PROBLEM REQUIREMENTS: Search the listing below for the word "cczq" and copy each line that holds it.
##### RECORD EXCERPTS #####
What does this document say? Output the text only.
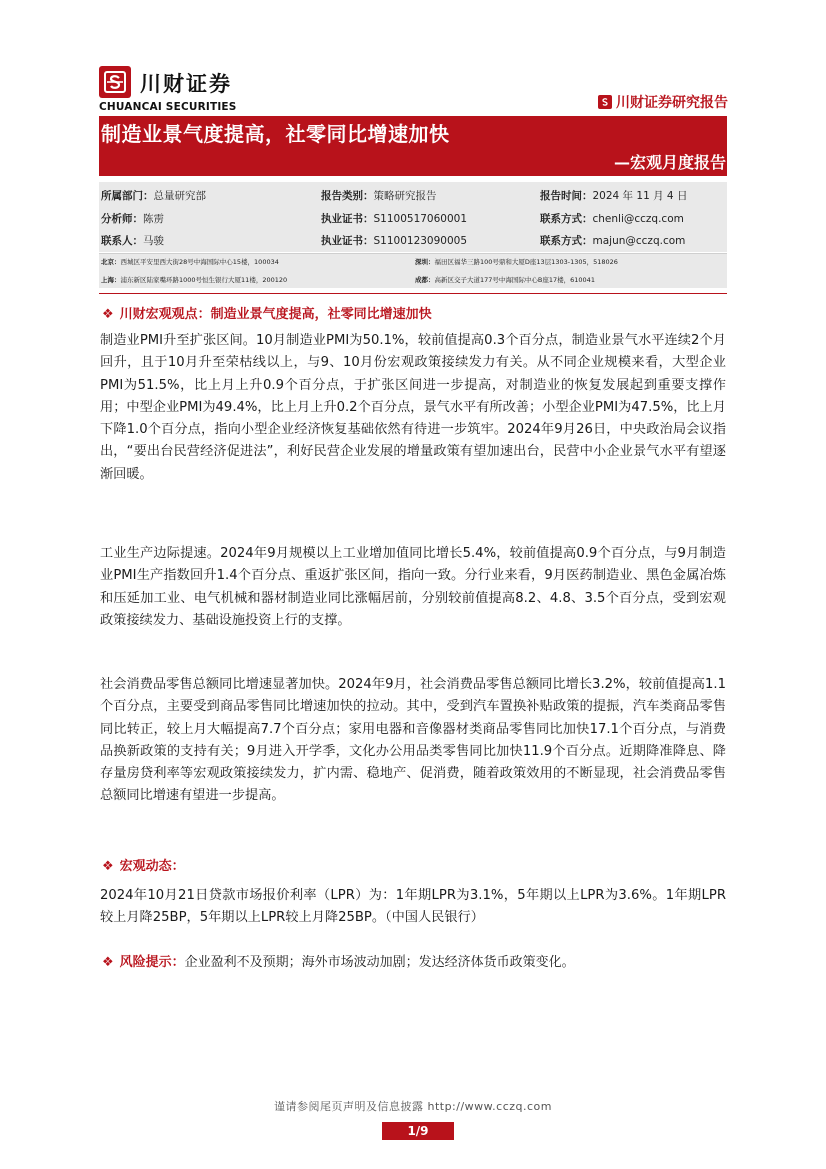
川财证券
CHUANCAI SECURITIES	川财证券研究报告
制造业景气度提高，社零同比增速加快
—宏观月度报告
所属部门：总量研究部	报告类别：策略研究报告	报告时间：2024 年 11 月 4 日
分析师：陈雳	执业证书：S1100517060001	联系方式：chenli@cczq.com
联系人：马骏	执业证书：S1100123090005	联系方式：majun@cczq.com
北京：西城区平安里西大街28号中海国际中心15楼，100034	深圳：福田区福华三路100号鼎和大厦D座13层1303-1305，518026
上海：浦东新区陆家嘴环路1000号恒生银行大厦11楼，200120	成都：高新区交子大道177号中海国际中心B座17楼，610041
❖ 川财宏观观点：制造业景气度提高，社零同比增速加快
制造业PMI升至扩张区间。10月制造业PMI为50.1%，较前值提高0.3个百分点，制造业景气水平连续2个月回升，且于10月升至荣枯线以上，与9、10月份宏观政策接续发力有关。从不同企业规模来看，大型企业PMI为51.5%，比上月上升0.9个百分点，于扩张区间进一步提高，对制造业的恢复发展起到重要支撑作用；中型企业PMI为49.4%，比上月上升0.2个百分点，景气水平有所改善；小型企业PMI为47.5%，比上月下降1.0个百分点，指向小型企业经济恢复基础依然有待进一步筑牢。2024年9月26日，中央政治局会议指出，“要出台民营经济促进法”，利好民营企业发展的增量政策有望加速出台，民营中小企业景气水平有望逐渐回暖。
工业生产边际提速。2024年9月规模以上工业增加值同比增长5.4%，较前值提高0.9个百分点，与9月制造业PMI生产指数回升1.4个百分点、重返扩张区间，指向一致。分行业来看，9月医药制造业、黑色金属冶炼和压延加工业、电气机械和器材制造业同比涨幅居前，分别较前值提高8.2、4.8、3.5个百分点，受到宏观政策接续发力、基础设施投资上行的支撑。
社会消费品零售总额同比增速显著加快。2024年9月，社会消费品零售总额同比增长3.2%，较前值提高1.1个百分点，主要受到商品零售同比增速加快的拉动。其中，受到汽车置换补贴政策的提振，汽车类商品零售同比转正，较上月大幅提高7.7个百分点；家用电器和音像器材类商品零售同比加快17.1个百分点，与消费品换新政策的支持有关；9月进入开学季，文化办公用品类零售同比加快11.9个百分点。近期降准降息、降存量房贷利率等宏观政策接续发力，扩内需、稳地产、促消费，随着政策效用的不断显现，社会消费品零售总额同比增速有望进一步提高。
❖ 宏观动态：
2024年10月21日贷款市场报价利率（LPR）为：1年期LPR为3.1%，5年期以上LPR为3.6%。1年期LPR较上月降25BP，5年期以上LPR较上月降25BP。（中国人民银行）
❖ 风险提示：企业盈利不及预期；海外市场波动加剧；发达经济体货币政策变化。
谨请参阅尾页声明及信息披露 http://www.cczq.com
1/9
#####
ANSWER TO THIS TASK:
分析师：陈雳	执业证书：S1100517060001	联系方式：chenli@cczq.com
联系人：马骏	执业证书：S1100123090005	联系方式：majun@cczq.com
谨请参阅尾页声明及信息披露 http://www.cczq.com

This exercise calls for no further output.